*Prompt*:
Restate the full listing word for word and leave the pictures out.

*Given data*:
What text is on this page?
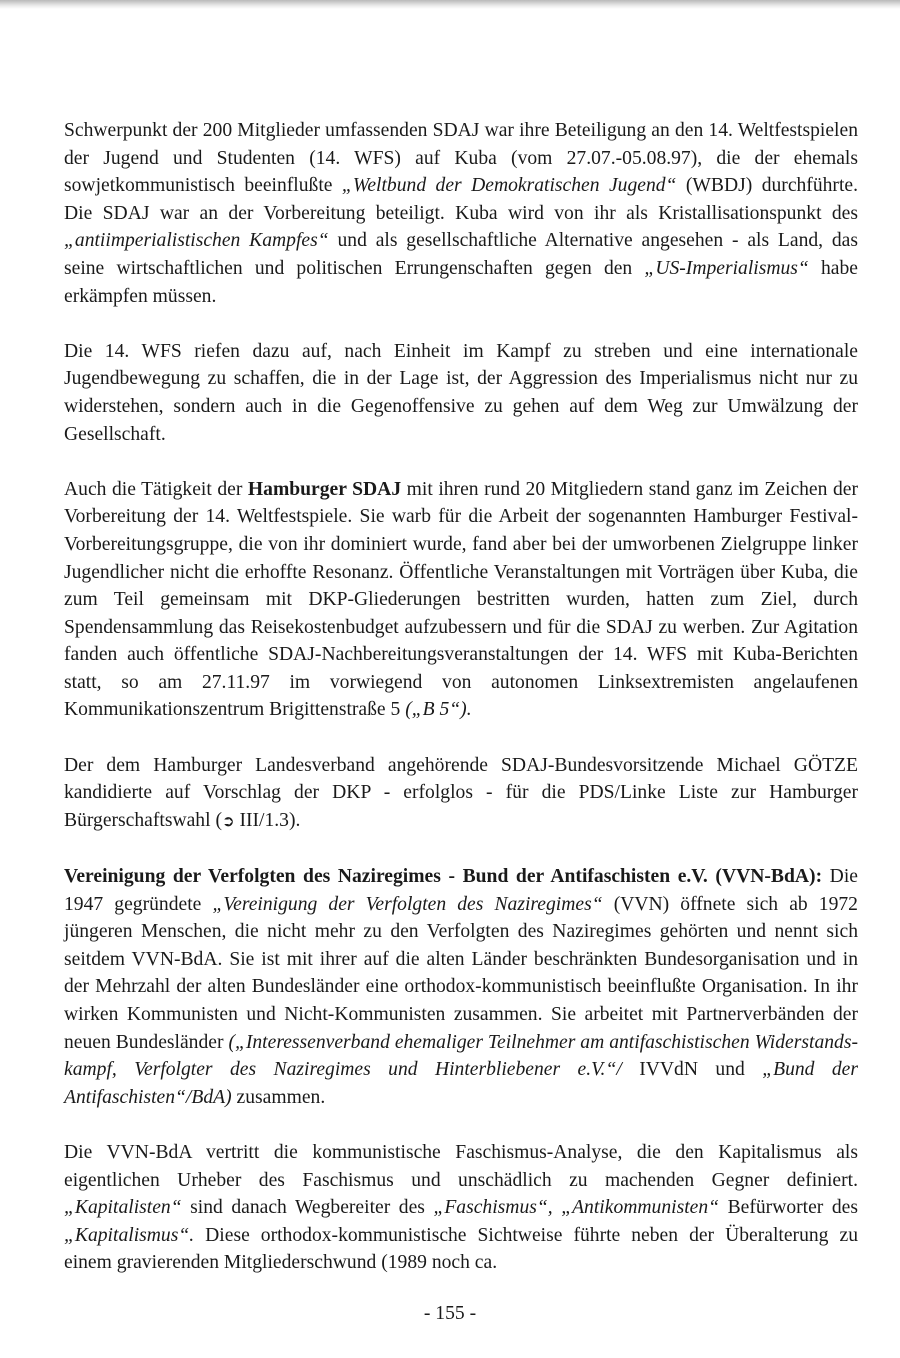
Schwerpunkt der 200 Mitglieder umfassenden SDAJ war ihre Beteiligung an den 14. Weltfestspielen der Jugend und Studenten (14. WFS) auf Kuba (vom 27.07.-05.08.97), die der ehemals sowjetkommunistisch beeinflußte „Weltbund der Demokratischen Jugend“ (WBDJ) durchführte. Die SDAJ war an der Vorbereitung beteiligt. Kuba wird von ihr als Kristallisationspunkt des „antiimperialistischen Kampfes“ und als gesellschaftliche Alternative angesehen - als Land, das seine wirtschaftlichen und politischen Errungenschaften gegen den „US-Imperialismus“ habe erkämpfen müssen.

Die 14. WFS riefen dazu auf, nach Einheit im Kampf zu streben und eine internationale Jugendbewegung zu schaffen, die in der Lage ist, der Aggression des Imperialismus nicht nur zu widerstehen, sondern auch in die Gegenoffensive zu gehen auf dem Weg zur Umwälzung der Gesellschaft.

Auch die Tätigkeit der Hamburger SDAJ mit ihren rund 20 Mitgliedern stand ganz im Zeichen der Vorbereitung der 14. Weltfestspiele. Sie warb für die Arbeit der sogenannten Hamburger Festival-Vorbereitungsgruppe, die von ihr dominiert wurde, fand aber bei der umworbenen Zielgruppe linker Jugendlicher nicht die erhoffte Resonanz. Öffentliche Veranstaltungen mit Vorträgen über Kuba, die zum Teil gemeinsam mit DKP-Gliederungen bestritten wurden, hatten zum Ziel, durch Spendensammlung das Reisekostenbudget aufzubessern und für die SDAJ zu werben. Zur Agitation fanden auch öffentliche SDAJ-Nachbereitungsveranstaltungen der 14. WFS mit Kuba-Berichten statt, so am 27.11.97 im vorwiegend von autonomen Linksextremisten angelaufenen Kommunikationszentrum Brigittenstraße 5 („B 5“).

Der dem Hamburger Landesverband angehörende SDAJ-Bundesvorsitzende Michael GÖTZE kandidierte auf Vorschlag der DKP - erfolglos - für die PDS/Linke Liste zur Hamburger Bürgerschaftswahl (➲ III/1.3).

Vereinigung der Verfolgten des Naziregimes - Bund der Antifaschisten e.V. (VVN-BdA): Die 1947 gegründete „Vereinigung der Verfolgten des Naziregimes“ (VVN) öffnete sich ab 1972 jüngeren Menschen, die nicht mehr zu den Verfolgten des Naziregimes gehörten und nennt sich seitdem VVN-BdA. Sie ist mit ihrer auf die alten Länder beschränkten Bundesorganisation und in der Mehrzahl der alten Bundesländer eine orthodox-kommunistisch beeinflußte Organisation. In ihr wirken Kommunisten und Nicht-Kommunisten zusammen. Sie arbeitet mit Partnerverbänden der neuen Bundesländer („Interessenverband ehemaliger Teilnehmer am antifaschistischen Widerstandskampf, Verfolgter des Naziregimes und Hinterbliebener e.V.“/ IVVdN und „Bund der Antifaschisten“/BdA) zusammen.

Die VVN-BdA vertritt die kommunistische Faschismus-Analyse, die den Kapitalismus als eigentlichen Urheber des Faschismus und unschädlich zu machenden Gegner definiert. „Kapitalisten“ sind danach Wegbereiter des „Faschismus“, „Antikommunisten“ Befürworter des „Kapitalismus“. Diese orthodox-kommunistische Sichtweise führte neben der Überalterung zu einem gravierenden Mitgliederschwund (1989 noch ca.

- 155 -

*Task result*:
What text is on this page?
Schwerpunkt der 200 Mitglieder umfassenden SDAJ war ihre Beteiligung an den 14. Weltfestspielen der Jugend und Studenten (14. WFS) auf Kuba (vom 27.07.-05.08.97), die der ehemals sowjetkommunistisch beeinflußte „Weltbund der Demokratischen Jugend“ (WBDJ) durchführte. Die SDAJ war an der Vorbereitung beteiligt. Kuba wird von ihr als Kristallisationspunkt des „antiimperialistischen Kampfes“ und als gesellschaftliche Alternative angesehen - als Land, das seine wirtschaftlichen und politischen Errungenschaften gegen den „US-Imperialismus“ habe erkämpfen müssen.

Die 14. WFS riefen dazu auf, nach Einheit im Kampf zu streben und eine internationale Jugendbewegung zu schaffen, die in der Lage ist, der Aggression des Imperialismus nicht nur zu widerstehen, sondern auch in die Gegenoffensive zu gehen auf dem Weg zur Umwälzung der Gesellschaft.

Auch die Tätigkeit der Hamburger SDAJ mit ihren rund 20 Mitgliedern stand ganz im Zeichen der Vorbereitung der 14. Weltfestspiele. Sie warb für die Arbeit der sogenannten Hamburger Festival-Vorbereitungsgruppe, die von ihr dominiert wurde, fand aber bei der umworbenen Zielgruppe linker Jugendlicher nicht die erhoffte Resonanz. Öffentliche Veranstaltungen mit Vorträgen über Kuba, die zum Teil gemeinsam mit DKP-Gliederungen bestritten wurden, hatten zum Ziel, durch Spendensammlung das Reisekostenbudget aufzubessern und für die SDAJ zu werben. Zur Agitation fanden auch öffentliche SDAJ-Nachbereitungsveranstaltungen der 14. WFS mit Kuba-Berichten statt, so am 27.11.97 im vorwiegend von autonomen Linksextremisten angelaufenen Kommunikationszentrum Brigittenstraße 5 („B 5“).

Der dem Hamburger Landesverband angehörende SDAJ-Bundesvorsitzende Michael GÖTZE kandidierte auf Vorschlag der DKP - erfolglos - für die PDS/Linke Liste zur Hamburger Bürgerschaftswahl (➲ III/1.3).

Vereinigung der Verfolgten des Naziregimes - Bund der Antifaschisten e.V. (VVN-BdA): Die 1947 gegründete „Vereinigung der Verfolgten des Naziregimes“ (VVN) öffnete sich ab 1972 jüngeren Menschen, die nicht mehr zu den Verfolgten des Naziregimes gehörten und nennt sich seitdem VVN-BdA. Sie ist mit ihrer auf die alten Länder beschränkten Bundesorganisation und in der Mehrzahl der alten Bundesländer eine orthodox-kommunistisch beeinflußte Organisation. In ihr wirken Kommunisten und Nicht-Kommunisten zusammen. Sie arbeitet mit Partnerverbänden der neuen Bundesländer („Interessenverband ehemaliger Teilnehmer am antifaschistischen Widerstandskampf, Verfolgter des Naziregimes und Hinterbliebener e.V.“/ IVVdN und „Bund der Antifaschisten“/BdA) zusammen.

Die VVN-BdA vertritt die kommunistische Faschismus-Analyse, die den Kapitalismus als eigentlichen Urheber des Faschismus und unschädlich zu machenden Gegner definiert. „Kapitalisten“ sind danach Wegbereiter des „Faschismus“, „Antikommunisten“ Befürworter des „Kapitalismus“. Diese orthodox-kommunistische Sichtweise führte neben der Überalterung zu einem gravierenden Mitgliederschwund (1989 noch ca.

- 155 -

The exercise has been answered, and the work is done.